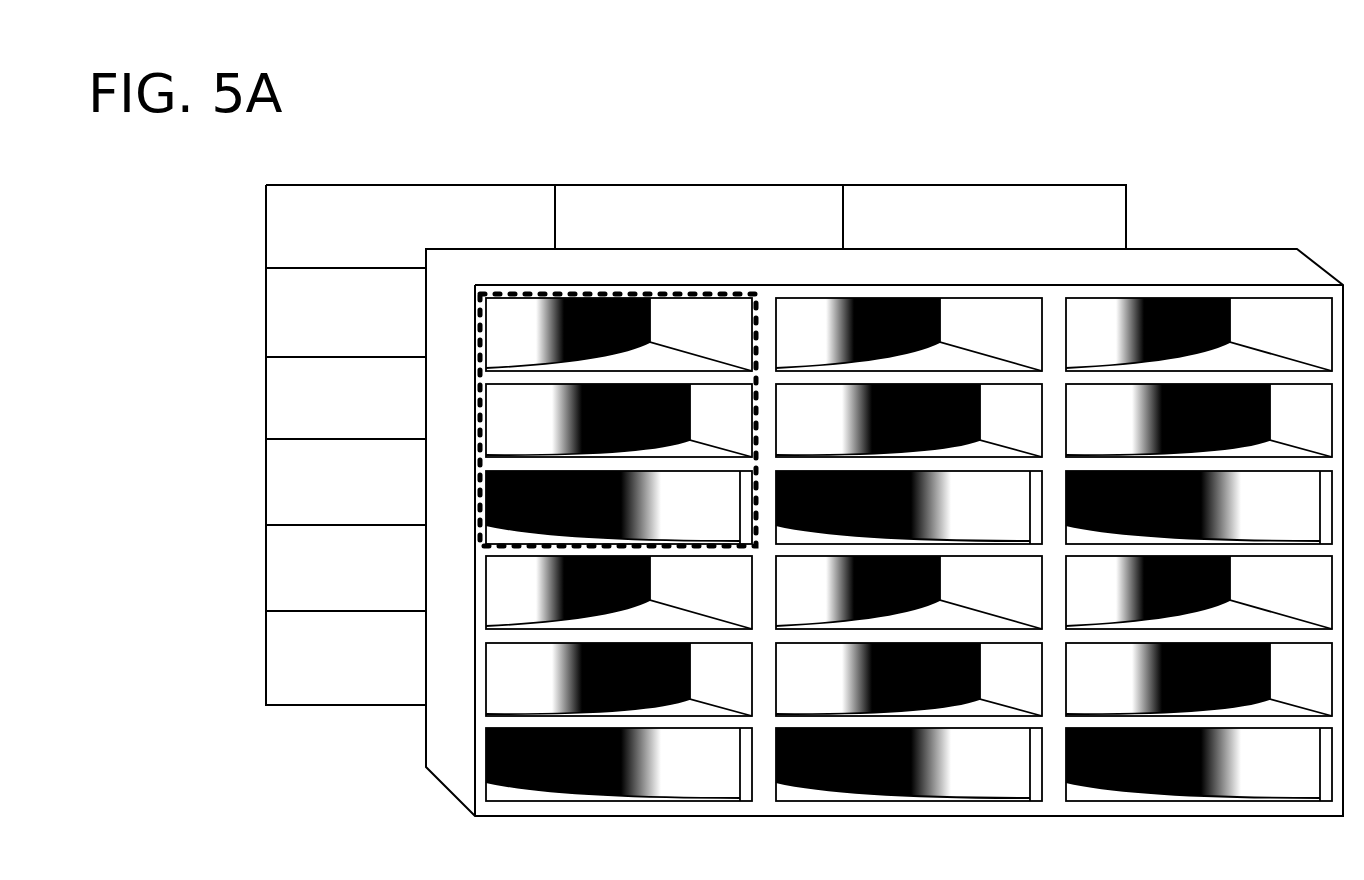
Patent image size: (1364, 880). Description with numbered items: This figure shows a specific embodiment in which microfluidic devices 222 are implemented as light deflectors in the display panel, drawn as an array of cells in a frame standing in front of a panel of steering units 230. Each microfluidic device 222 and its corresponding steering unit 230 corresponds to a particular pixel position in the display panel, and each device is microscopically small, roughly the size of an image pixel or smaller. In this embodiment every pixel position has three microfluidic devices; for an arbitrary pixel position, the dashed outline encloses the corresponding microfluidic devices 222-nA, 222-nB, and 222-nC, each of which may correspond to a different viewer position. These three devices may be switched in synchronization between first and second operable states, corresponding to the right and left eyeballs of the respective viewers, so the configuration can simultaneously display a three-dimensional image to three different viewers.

The steering unit 230 is at (362, 185).
The microfluidic device 222 is at (975, 298).
The microfluidic device 222-nA is at (503, 338).
The microfluidic device 222-nB is at (500, 417).
The microfluidic device 222-nC is at (503, 498).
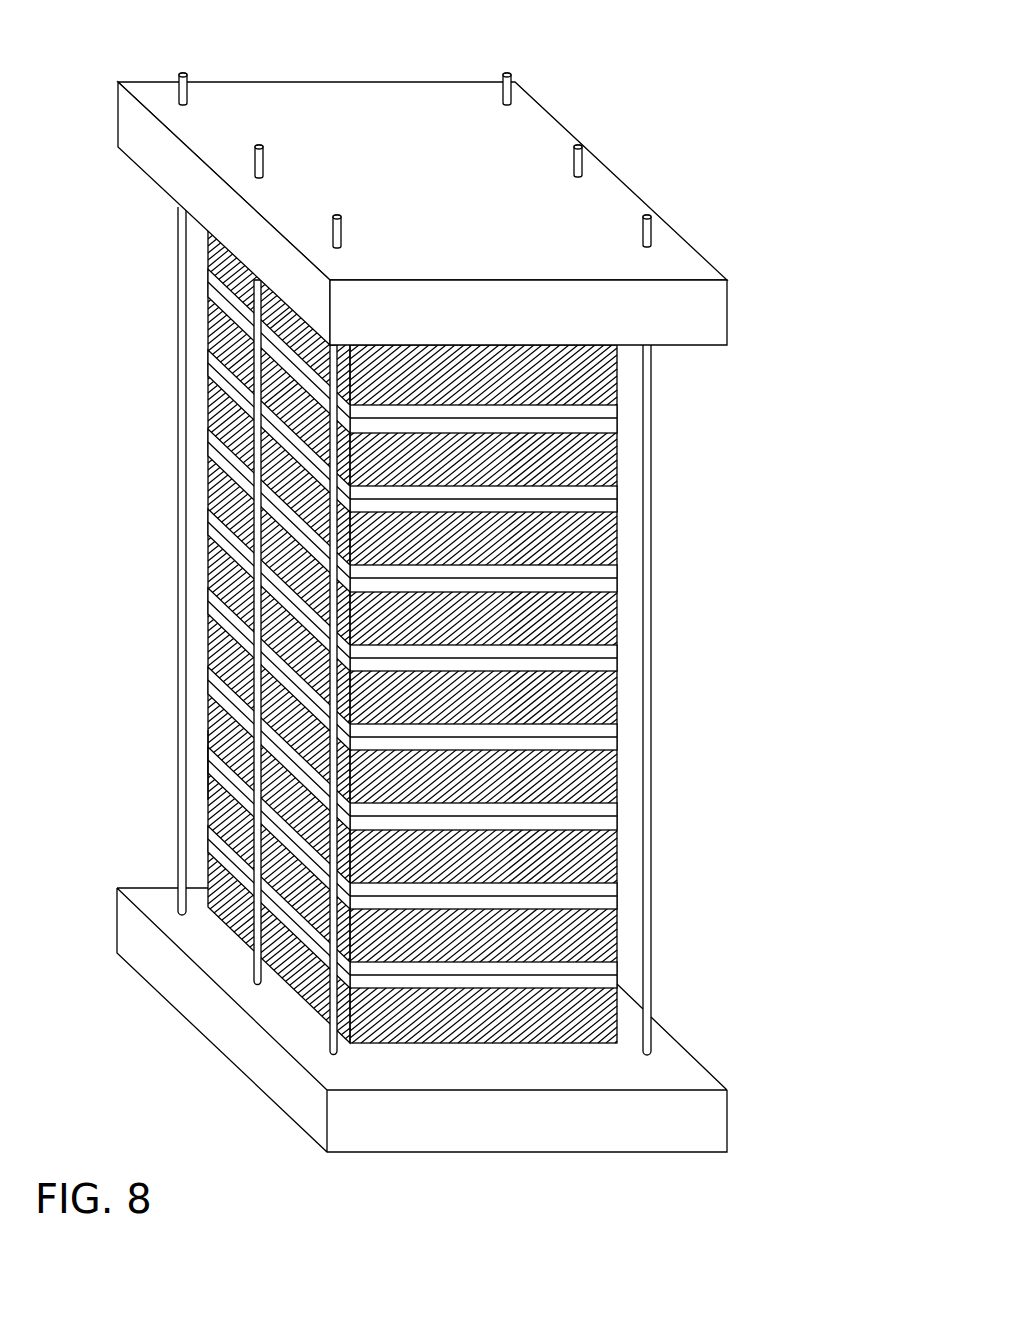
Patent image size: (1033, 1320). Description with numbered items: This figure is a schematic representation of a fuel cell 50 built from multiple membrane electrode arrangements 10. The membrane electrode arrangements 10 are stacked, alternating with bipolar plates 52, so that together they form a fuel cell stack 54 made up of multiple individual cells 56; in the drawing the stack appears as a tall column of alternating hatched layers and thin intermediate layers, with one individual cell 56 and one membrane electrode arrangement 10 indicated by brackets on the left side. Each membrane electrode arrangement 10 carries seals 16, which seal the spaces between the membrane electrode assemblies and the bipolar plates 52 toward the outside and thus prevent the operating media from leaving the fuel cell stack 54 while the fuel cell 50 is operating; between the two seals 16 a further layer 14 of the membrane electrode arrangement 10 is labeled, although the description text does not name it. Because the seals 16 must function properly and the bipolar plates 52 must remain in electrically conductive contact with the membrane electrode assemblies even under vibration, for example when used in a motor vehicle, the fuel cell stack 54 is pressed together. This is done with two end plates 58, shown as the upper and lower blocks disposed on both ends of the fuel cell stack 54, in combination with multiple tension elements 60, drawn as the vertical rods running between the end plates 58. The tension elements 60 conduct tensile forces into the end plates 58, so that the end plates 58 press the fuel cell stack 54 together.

The membrane electrode arrangement 10 is at (346, 628).
The heat transfer plate 14 is at (220, 613).
The seal 16 is at (213, 598).
The fuel cell 50 is at (700, 90).
The bipolar plate 52 is at (223, 578).
The fuel cell stack 54 is at (750, 630).
The individual cell 56 is at (207, 730).
The end plate 58 is at (617, 207).
The tension element 60 is at (183, 383).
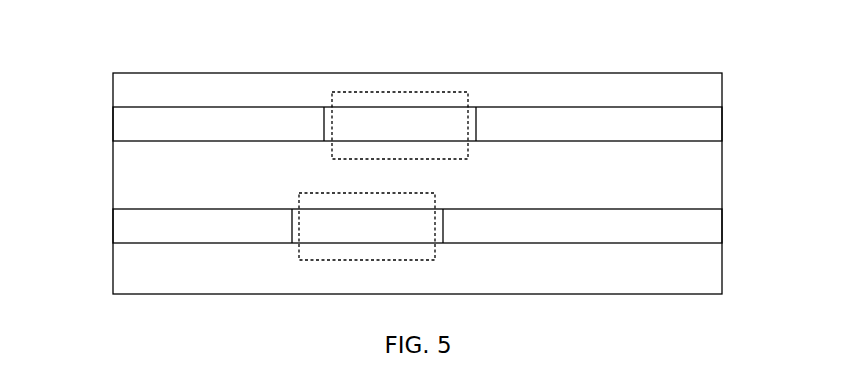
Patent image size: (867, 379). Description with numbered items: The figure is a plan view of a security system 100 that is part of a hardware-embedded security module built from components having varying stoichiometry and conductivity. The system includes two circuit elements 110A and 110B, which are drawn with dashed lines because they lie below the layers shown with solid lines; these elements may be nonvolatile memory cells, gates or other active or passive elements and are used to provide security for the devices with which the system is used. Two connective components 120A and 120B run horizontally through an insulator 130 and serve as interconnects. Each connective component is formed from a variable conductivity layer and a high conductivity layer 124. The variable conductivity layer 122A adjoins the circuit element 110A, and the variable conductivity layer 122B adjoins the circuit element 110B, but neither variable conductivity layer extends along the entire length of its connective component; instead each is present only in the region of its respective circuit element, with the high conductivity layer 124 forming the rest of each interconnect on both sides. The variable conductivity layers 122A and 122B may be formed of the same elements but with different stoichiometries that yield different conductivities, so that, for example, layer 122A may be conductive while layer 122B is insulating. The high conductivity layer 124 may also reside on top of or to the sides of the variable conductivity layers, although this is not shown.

The security system 100 is at (395, 36).
The circuit element 110A is at (317, 262).
The circuit element 110B is at (341, 91).
The connective component 120A is at (85, 228).
The connective component 120B is at (738, 124).
The variable conductivity layer 122A is at (367, 226).
The variable conductivity layer 122B is at (400, 124).
The high conductivity layer 124 is at (417, 175).
The insulator 130 is at (417, 183).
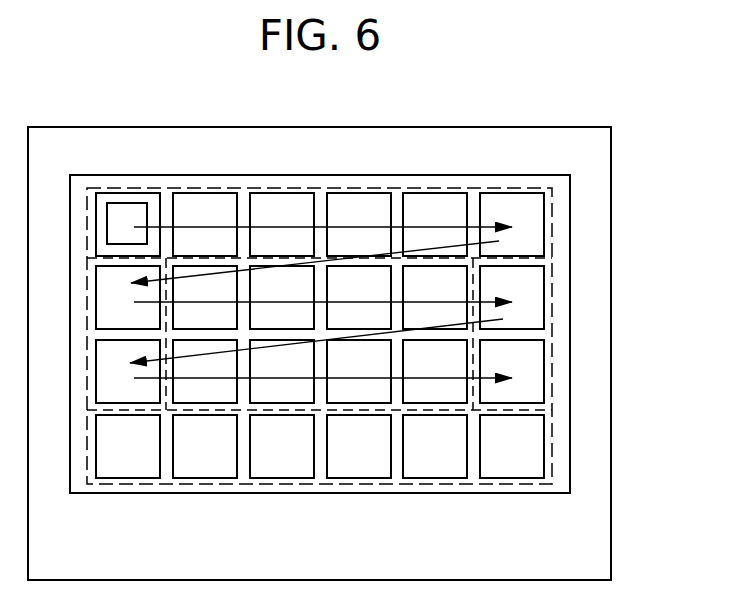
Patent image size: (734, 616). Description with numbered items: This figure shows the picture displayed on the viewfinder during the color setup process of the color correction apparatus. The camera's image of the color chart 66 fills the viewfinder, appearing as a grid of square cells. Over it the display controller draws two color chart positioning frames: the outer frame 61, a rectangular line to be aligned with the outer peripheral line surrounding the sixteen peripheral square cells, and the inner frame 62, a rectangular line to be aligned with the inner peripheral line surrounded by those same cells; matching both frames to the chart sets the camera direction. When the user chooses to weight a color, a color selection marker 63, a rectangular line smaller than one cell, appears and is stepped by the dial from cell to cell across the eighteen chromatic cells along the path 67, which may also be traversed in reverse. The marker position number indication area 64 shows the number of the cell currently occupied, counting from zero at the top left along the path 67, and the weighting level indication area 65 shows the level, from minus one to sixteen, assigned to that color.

The outer frame 61 is at (540, 259).
The inner frame 62 is at (553, 337).
The color selection marker 63 is at (118, 203).
The marker position number indication area 64 is at (448, 520).
The weighting level indication area 65 is at (448, 548).
The image of the color chart 66 is at (573, 202).
The path 67 is at (450, 226).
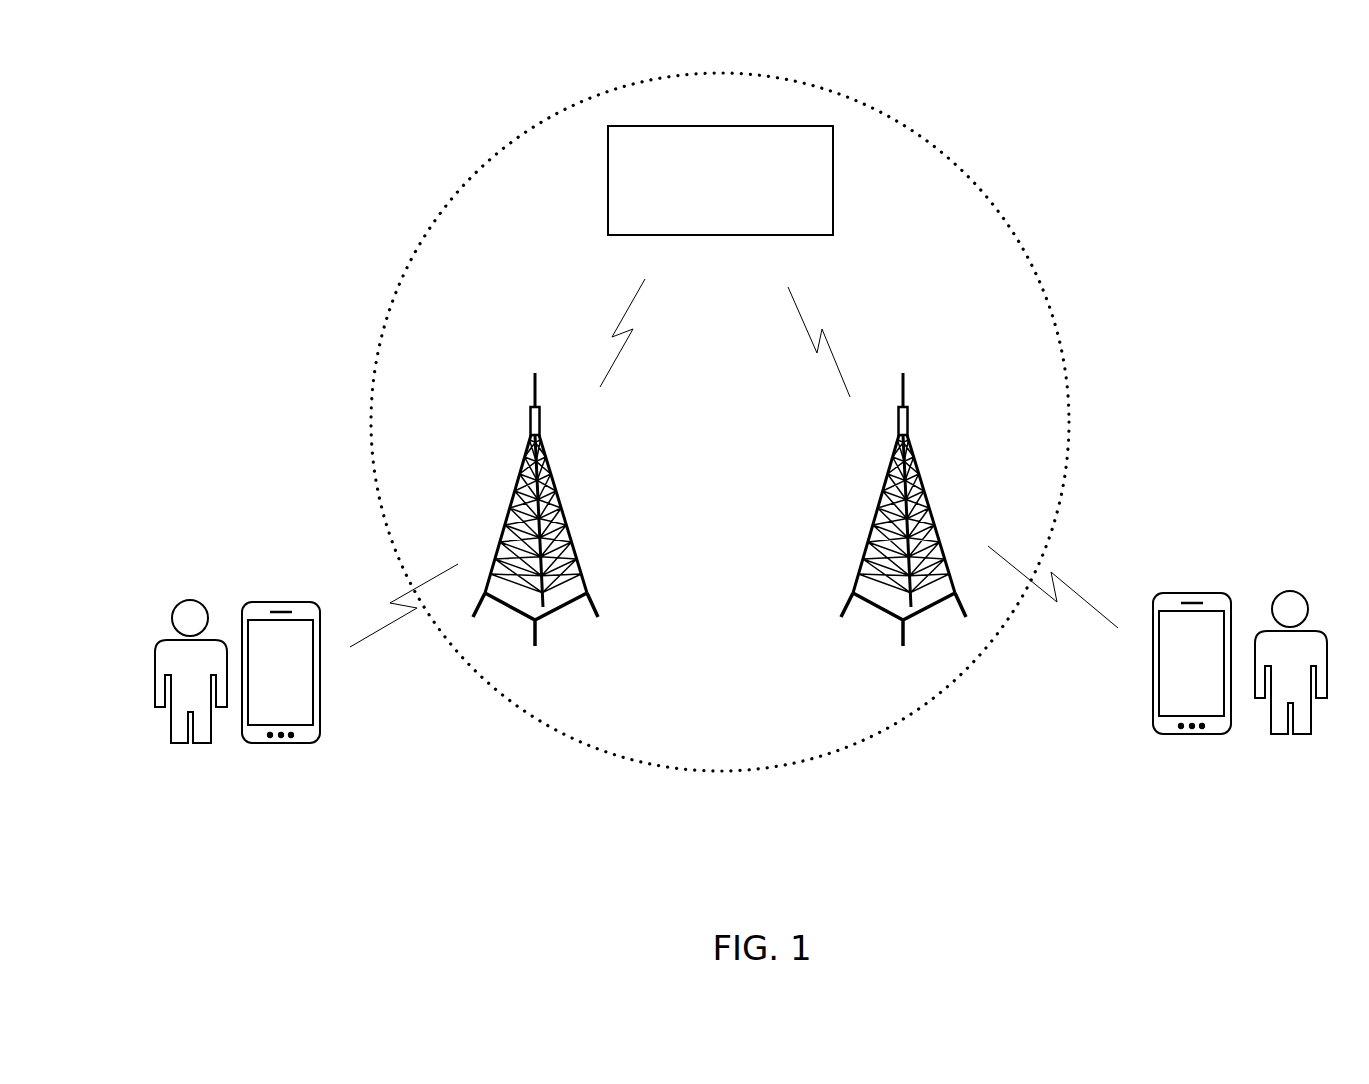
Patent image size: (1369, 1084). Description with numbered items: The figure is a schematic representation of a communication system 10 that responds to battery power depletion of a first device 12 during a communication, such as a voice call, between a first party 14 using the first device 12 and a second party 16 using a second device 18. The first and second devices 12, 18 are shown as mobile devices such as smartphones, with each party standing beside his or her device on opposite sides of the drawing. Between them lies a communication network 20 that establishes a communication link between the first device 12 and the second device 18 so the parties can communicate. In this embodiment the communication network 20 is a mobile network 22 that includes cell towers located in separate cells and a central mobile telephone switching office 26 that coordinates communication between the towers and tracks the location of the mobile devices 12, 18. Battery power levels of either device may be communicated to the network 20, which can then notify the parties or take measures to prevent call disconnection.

The communication system 10 is at (263, 82).
The first device 12 is at (289, 601).
The first party 14 is at (155, 655).
The second party 16 is at (1309, 662).
The second device 18 is at (1194, 640).
The communication network 20 is at (333, 188).
The mobile network 22 is at (369, 278).
The mobile telephone switching office 26 is at (833, 180).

_Task statement_
Return an exact transcription of the material, with its pictures left out.

_Answer below_
Patent image size: (1364, 880). Description with numbered items: This figure shows a specific embodiment in which microfluidic devices 222 are implemented as light deflectors in the display panel, drawn as an array of cells in a frame standing in front of a panel of steering units 230. Each microfluidic device 222 and its corresponding steering unit 230 corresponds to a particular pixel position in the display panel, and each device is microscopically small, roughly the size of an image pixel or smaller. In this embodiment every pixel position has three microfluidic devices; for an arbitrary pixel position, the dashed outline encloses the corresponding microfluidic devices 222-nA, 222-nB, and 222-nC, each of which may correspond to a different viewer position. These three devices may be switched in synchronization between first and second operable states, corresponding to the right and left eyeballs of the respective viewers, so the configuration can simultaneously display a three-dimensional image to three different viewers.

The steering unit 230 is at (362, 185).
The microfluidic device 222 is at (975, 298).
The microfluidic device 222-nA is at (503, 338).
The microfluidic device 222-nB is at (500, 417).
The microfluidic device 222-nC is at (503, 498).
Patent image size: (1033, 1320). Description with numbered items: This figure is a schematic representation of a fuel cell 50 built from multiple membrane electrode arrangements 10. The membrane electrode arrangements 10 are stacked, alternating with bipolar plates 52, so that together they form a fuel cell stack 54 made up of multiple individual cells 56; in the drawing the stack appears as a tall column of alternating hatched layers and thin intermediate layers, with one individual cell 56 and one membrane electrode arrangement 10 indicated by brackets on the left side. Each membrane electrode arrangement 10 carries seals 16, which seal the spaces between the membrane electrode assemblies and the bipolar plates 52 toward the outside and thus prevent the operating media from leaving the fuel cell stack 54 while the fuel cell 50 is operating; between the two seals 16 a further layer 14 of the membrane electrode arrangement 10 is labeled, although the description text does not name it. Because the seals 16 must function properly and the bipolar plates 52 must remain in electrically conductive contact with the membrane electrode assemblies even under vibration, for example when used in a motor vehicle, the fuel cell stack 54 is pressed together. This is done with two end plates 58, shown as the upper and lower blocks disposed on both ends of the fuel cell stack 54, in combination with multiple tension elements 60, drawn as the vertical rods running between the end plates 58. The tension elements 60 conduct tensile forces into the end plates 58, so that the end plates 58 press the fuel cell stack 54 together.

The membrane electrode arrangement 10 is at (346, 628).
The heat transfer plate 14 is at (220, 613).
The seal 16 is at (213, 598).
The fuel cell 50 is at (700, 90).
The bipolar plate 52 is at (223, 578).
The fuel cell stack 54 is at (750, 630).
The individual cell 56 is at (207, 730).
The end plate 58 is at (617, 207).
The tension element 60 is at (183, 383).
Patent image size: (867, 379). Description with numbered items: The figure is a plan view of a security system 100 that is part of a hardware-embedded security module built from components having varying stoichiometry and conductivity. The system includes two circuit elements 110A and 110B, which are drawn with dashed lines because they lie below the layers shown with solid lines; these elements may be nonvolatile memory cells, gates or other active or passive elements and are used to provide security for the devices with which the system is used. Two connective components 120A and 120B run horizontally through an insulator 130 and serve as interconnects. Each connective component is formed from a variable conductivity layer and a high conductivity layer 124. The variable conductivity layer 122A adjoins the circuit element 110A, and the variable conductivity layer 122B adjoins the circuit element 110B, but neither variable conductivity layer extends along the entire length of its connective component; instead each is present only in the region of its respective circuit element, with the high conductivity layer 124 forming the rest of each interconnect on both sides. The variable conductivity layers 122A and 122B may be formed of the same elements but with different stoichiometries that yield different conductivities, so that, for example, layer 122A may be conductive while layer 122B is insulating. The high conductivity layer 124 may also reside on top of or to the sides of the variable conductivity layers, although this is not shown.

The security system 100 is at (395, 36).
The circuit element 110A is at (317, 262).
The circuit element 110B is at (341, 91).
The connective component 120A is at (85, 228).
The connective component 120B is at (738, 124).
The variable conductivity layer 122A is at (367, 226).
The variable conductivity layer 122B is at (400, 124).
The high conductivity layer 124 is at (417, 175).
The insulator 130 is at (417, 183).
Patent image size: (734, 616). Description with numbered items: This figure shows the picture displayed on the viewfinder during the color setup process of the color correction apparatus. The camera's image of the color chart 66 fills the viewfinder, appearing as a grid of square cells. Over it the display controller draws two color chart positioning frames: the outer frame 61, a rectangular line to be aligned with the outer peripheral line surrounding the sixteen peripheral square cells, and the inner frame 62, a rectangular line to be aligned with the inner peripheral line surrounded by those same cells; matching both frames to the chart sets the camera direction. When the user chooses to weight a color, a color selection marker 63, a rectangular line smaller than one cell, appears and is stepped by the dial from cell to cell across the eighteen chromatic cells along the path 67, which may also be traversed in reverse. The marker position number indication area 64 shows the number of the cell currently occupied, counting from zero at the top left along the path 67, and the weighting level indication area 65 shows the level, from minus one to sixteen, assigned to that color.

The outer frame 61 is at (540, 259).
The inner frame 62 is at (553, 337).
The color selection marker 63 is at (118, 203).
The marker position number indication area 64 is at (448, 520).
The weighting level indication area 65 is at (448, 548).
The image of the color chart 66 is at (573, 202).
The path 67 is at (450, 226).
Patent image size: (1369, 1084). Description with numbered items: The figure is a schematic representation of a communication system 10 that responds to battery power depletion of a first device 12 during a communication, such as a voice call, between a first party 14 using the first device 12 and a second party 16 using a second device 18. The first and second devices 12, 18 are shown as mobile devices such as smartphones, with each party standing beside his or her device on opposite sides of the drawing. Between them lies a communication network 20 that establishes a communication link between the first device 12 and the second device 18 so the parties can communicate. In this embodiment the communication network 20 is a mobile network 22 that includes cell towers located in separate cells and a central mobile telephone switching office 26 that coordinates communication between the towers and tracks the location of the mobile devices 12, 18. Battery power levels of either device may be communicated to the network 20, which can then notify the parties or take measures to prevent call disconnection.

The communication system 10 is at (263, 82).
The first device 12 is at (289, 601).
The first party 14 is at (155, 655).
The second party 16 is at (1309, 662).
The second device 18 is at (1194, 640).
The communication network 20 is at (333, 188).
The mobile network 22 is at (369, 278).
The mobile telephone switching office 26 is at (833, 180).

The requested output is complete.